CHALLENGE:
Extract the entries in their exact form.

[Dataset records]
START

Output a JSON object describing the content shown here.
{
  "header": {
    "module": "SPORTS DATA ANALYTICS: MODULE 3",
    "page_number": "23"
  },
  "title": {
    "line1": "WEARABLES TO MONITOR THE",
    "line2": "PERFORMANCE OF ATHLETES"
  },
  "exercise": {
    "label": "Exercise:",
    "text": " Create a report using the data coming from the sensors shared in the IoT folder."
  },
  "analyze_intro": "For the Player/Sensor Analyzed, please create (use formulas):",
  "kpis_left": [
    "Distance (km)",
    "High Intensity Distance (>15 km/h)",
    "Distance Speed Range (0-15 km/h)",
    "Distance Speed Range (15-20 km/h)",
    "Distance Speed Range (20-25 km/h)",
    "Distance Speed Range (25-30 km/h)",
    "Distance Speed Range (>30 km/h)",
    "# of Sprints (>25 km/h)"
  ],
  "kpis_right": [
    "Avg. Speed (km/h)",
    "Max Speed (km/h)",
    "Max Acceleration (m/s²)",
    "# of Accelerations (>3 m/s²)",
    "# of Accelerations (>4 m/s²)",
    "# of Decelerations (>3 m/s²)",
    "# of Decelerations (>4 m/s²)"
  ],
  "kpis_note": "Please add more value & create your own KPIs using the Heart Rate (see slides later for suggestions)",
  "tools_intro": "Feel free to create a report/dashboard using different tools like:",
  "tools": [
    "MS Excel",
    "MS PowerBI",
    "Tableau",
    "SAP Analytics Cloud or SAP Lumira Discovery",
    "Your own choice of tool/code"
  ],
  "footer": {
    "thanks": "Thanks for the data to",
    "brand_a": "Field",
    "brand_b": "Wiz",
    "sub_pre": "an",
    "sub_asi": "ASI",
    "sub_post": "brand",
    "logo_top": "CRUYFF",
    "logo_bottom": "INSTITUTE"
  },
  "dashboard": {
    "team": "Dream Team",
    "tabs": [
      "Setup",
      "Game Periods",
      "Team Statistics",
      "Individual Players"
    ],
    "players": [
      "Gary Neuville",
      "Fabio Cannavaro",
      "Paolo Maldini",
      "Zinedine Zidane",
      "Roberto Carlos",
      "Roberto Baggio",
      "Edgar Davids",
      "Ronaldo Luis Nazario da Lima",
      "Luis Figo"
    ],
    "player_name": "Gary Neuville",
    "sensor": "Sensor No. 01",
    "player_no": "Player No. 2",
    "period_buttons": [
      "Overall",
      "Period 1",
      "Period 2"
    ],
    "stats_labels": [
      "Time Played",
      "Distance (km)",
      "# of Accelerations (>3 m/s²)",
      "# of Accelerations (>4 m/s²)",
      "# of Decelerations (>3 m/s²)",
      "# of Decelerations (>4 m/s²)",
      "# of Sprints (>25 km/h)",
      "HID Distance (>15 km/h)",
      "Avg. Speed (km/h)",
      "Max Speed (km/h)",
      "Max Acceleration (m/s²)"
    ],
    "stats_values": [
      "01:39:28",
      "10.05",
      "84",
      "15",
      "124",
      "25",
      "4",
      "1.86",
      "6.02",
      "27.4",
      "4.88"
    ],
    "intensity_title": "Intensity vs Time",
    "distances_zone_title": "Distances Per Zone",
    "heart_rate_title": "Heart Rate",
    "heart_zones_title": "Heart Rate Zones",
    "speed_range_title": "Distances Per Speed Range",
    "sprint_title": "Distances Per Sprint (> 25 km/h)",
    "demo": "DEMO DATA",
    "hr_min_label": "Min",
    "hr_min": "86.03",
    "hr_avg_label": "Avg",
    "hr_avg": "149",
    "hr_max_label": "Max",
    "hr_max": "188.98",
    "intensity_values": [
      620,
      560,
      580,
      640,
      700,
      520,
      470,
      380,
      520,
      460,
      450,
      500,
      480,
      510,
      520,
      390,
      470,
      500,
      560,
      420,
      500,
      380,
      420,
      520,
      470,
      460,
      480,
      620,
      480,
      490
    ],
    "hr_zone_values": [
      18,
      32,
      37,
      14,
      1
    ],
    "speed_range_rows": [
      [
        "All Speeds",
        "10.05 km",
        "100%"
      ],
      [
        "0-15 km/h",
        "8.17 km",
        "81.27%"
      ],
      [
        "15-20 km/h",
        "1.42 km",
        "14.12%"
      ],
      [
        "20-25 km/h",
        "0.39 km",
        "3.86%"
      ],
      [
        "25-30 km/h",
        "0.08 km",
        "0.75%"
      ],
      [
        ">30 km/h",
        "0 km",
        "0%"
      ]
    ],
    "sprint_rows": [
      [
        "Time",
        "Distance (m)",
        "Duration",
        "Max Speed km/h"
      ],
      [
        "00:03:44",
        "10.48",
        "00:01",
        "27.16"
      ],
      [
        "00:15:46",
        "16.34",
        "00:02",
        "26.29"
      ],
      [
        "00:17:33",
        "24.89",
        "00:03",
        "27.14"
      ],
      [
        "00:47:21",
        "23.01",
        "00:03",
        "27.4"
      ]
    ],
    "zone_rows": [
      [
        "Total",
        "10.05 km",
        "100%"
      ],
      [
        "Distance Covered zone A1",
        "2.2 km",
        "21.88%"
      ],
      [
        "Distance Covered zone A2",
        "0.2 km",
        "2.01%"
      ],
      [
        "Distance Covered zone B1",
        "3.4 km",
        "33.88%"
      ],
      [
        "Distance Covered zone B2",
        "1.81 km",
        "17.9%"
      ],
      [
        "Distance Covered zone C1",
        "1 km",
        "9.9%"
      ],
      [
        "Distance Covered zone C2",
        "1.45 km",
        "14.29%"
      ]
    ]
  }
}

END

OUTPUT FOR THIS TASK:
Output a JSON object describing the content shown here.
{
  "header": {
    "module": "SPORTS DATA ANALYTICS: MODULE 3",
    "page_number": "23"
  },
  "title": {
    "line1": "WEARABLES TO MONITOR THE",
    "line2": "PERFORMANCE OF ATHLETES"
  },
  "exercise": {
    "label": "Exercise:",
    "text": " Create a report using the data coming from the sensors shared in the IoT folder."
  },
  "analyze_intro": "For the Player/Sensor Analyzed, please create (use formulas):",
  "kpis_left": [
    "Distance (km)",
    "High Intensity Distance (>15 km/h)",
    "Distance Speed Range (0-15 km/h)",
    "Distance Speed Range (15-20 km/h)",
    "Distance Speed Range (20-25 km/h)",
    "Distance Speed Range (25-30 km/h)",
    "Distance Speed Range (>30 km/h)",
    "# of Sprints (>25 km/h)"
  ],
  "kpis_right": [
    "Avg. Speed (km/h)",
    "Max Speed (km/h)",
    "Max Acceleration (m/s²)",
    "# of Accelerations (>3 m/s²)",
    "# of Accelerations (>4 m/s²)",
    "# of Decelerations (>3 m/s²)",
    "# of Decelerations (>4 m/s²)"
  ],
  "kpis_note": "Please add more value & create your own KPIs using the Heart Rate (see slides later for suggestions)",
  "tools_intro": "Feel free to create a report/dashboard using different tools like:",
  "tools": [
    "MS Excel",
    "MS PowerBI",
    "Tableau",
    "SAP Analytics Cloud or SAP Lumira Discovery",
    "Your own choice of tool/code"
  ],
  "footer": {
    "thanks": "Thanks for the data to",
    "brand_a": "Field",
    "brand_b": "Wiz",
    "sub_pre": "an",
    "sub_asi": "ASI",
    "sub_post": "brand",
    "logo_top": "CRUYFF",
    "logo_bottom": "INSTITUTE"
  },
  "dashboard": {
    "team": "Dream Team",
    "tabs": [
      "Setup",
      "Game Periods",
      "Team Statistics",
      "Individual Players"
    ],
    "players": [
      "Gary Neuville",
      "Fabio Cannavaro",
      "Paolo Maldini",
      "Zinedine Zidane",
      "Roberto Carlos",
      "Roberto Baggio",
      "Edgar Davids",
      "Ronaldo Luis Nazario da Lima",
      "Luis Figo"
    ],
    "player_name": "Gary Neuville",
    "sensor": "Sensor No. 01",
    "player_no": "Player No. 2",
    "period_buttons": [
      "Overall",
      "Period 1",
      "Period 2"
    ],
    "stats_labels": [
      "Time Played",
      "Distance (km)",
      "# of Accelerations (>3 m/s²)",
      "# of Accelerations (>4 m/s²)",
      "# of Decelerations (>3 m/s²)",
      "# of Decelerations (>4 m/s²)",
      "# of Sprints (>25 km/h)",
      "HID Distance (>15 km/h)",
      "Avg. Speed (km/h)",
      "Max Speed (km/h)",
      "Max Acceleration (m/s²)"
    ],
    "stats_values": [
      "01:39:28",
      "10.05",
      "84",
      "15",
      "124",
      "25",
      "4",
      "1.86",
      "6.02",
      "27.4",
      "4.88"
    ],
    "intensity_title": "Intensity vs Time",
    "distances_zone_title": "Distances Per Zone",
    "heart_rate_title": "Heart Rate",
    "heart_zones_title": "Heart Rate Zones",
    "speed_range_title": "Distances Per Speed Range",
    "sprint_title": "Distances Per Sprint (> 25 km/h)",
    "demo": "DEMO DATA",
    "hr_min_label": "Min",
    "hr_min": "86.03",
    "hr_avg_label": "Avg",
    "hr_avg": "149",
    "hr_max_label": "Max",
    "hr_max": "188.98",
    "intensity_values": [
      620,
      560,
      580,
      640,
      700,
      520,
      470,
      380,
      520,
      460,
      450,
      500,
      480,
      510,
      520,
      390,
      470,
      500,
      560,
      420,
      500,
      380,
      420,
      520,
      470,
      460,
      480,
      620,
      480,
      490
    ],
    "hr_zone_values": [
      18,
      32,
      37,
      14,
      1
    ],
    "speed_range_rows": [
      [
        "All Speeds",
        "10.05 km",
        "100%"
      ],
      [
        "0-15 km/h",
        "8.17 km",
        "81.27%"
      ],
      [
        "15-20 km/h",
        "1.42 km",
        "14.12%"
      ],
      [
        "20-25 km/h",
        "0.39 km",
        "3.86%"
      ],
      [
        "25-30 km/h",
        "0.08 km",
        "0.75%"
      ],
      [
        ">30 km/h",
        "0 km",
        "0%"
      ]
    ],
    "sprint_rows": [
      [
        "Time",
        "Distance (m)",
        "Duration",
        "Max Speed km/h"
      ],
      [
        "00:03:44",
        "10.48",
        "00:01",
        "27.16"
      ],
      [
        "00:15:46",
        "16.34",
        "00:02",
        "26.29"
      ],
      [
        "00:17:33",
        "24.89",
        "00:03",
        "27.14"
      ],
      [
        "00:47:21",
        "23.01",
        "00:03",
        "27.4"
      ]
    ],
    "zone_rows": [
      [
        "Total",
        "10.05 km",
        "100%"
      ],
      [
        "Distance Covered zone A1",
        "2.2 km",
        "21.88%"
      ],
      [
        "Distance Covered zone A2",
        "0.2 km",
        "2.01%"
      ],
      [
        "Distance Covered zone B1",
        "3.4 km",
        "33.88%"
      ],
      [
        "Distance Covered zone B2",
        "1.81 km",
        "17.9%"
      ],
      [
        "Distance Covered zone C1",
        "1 km",
        "9.9%"
      ],
      [
        "Distance Covered zone C2",
        "1.45 km",
        "14.29%"
      ]
    ]
  }
}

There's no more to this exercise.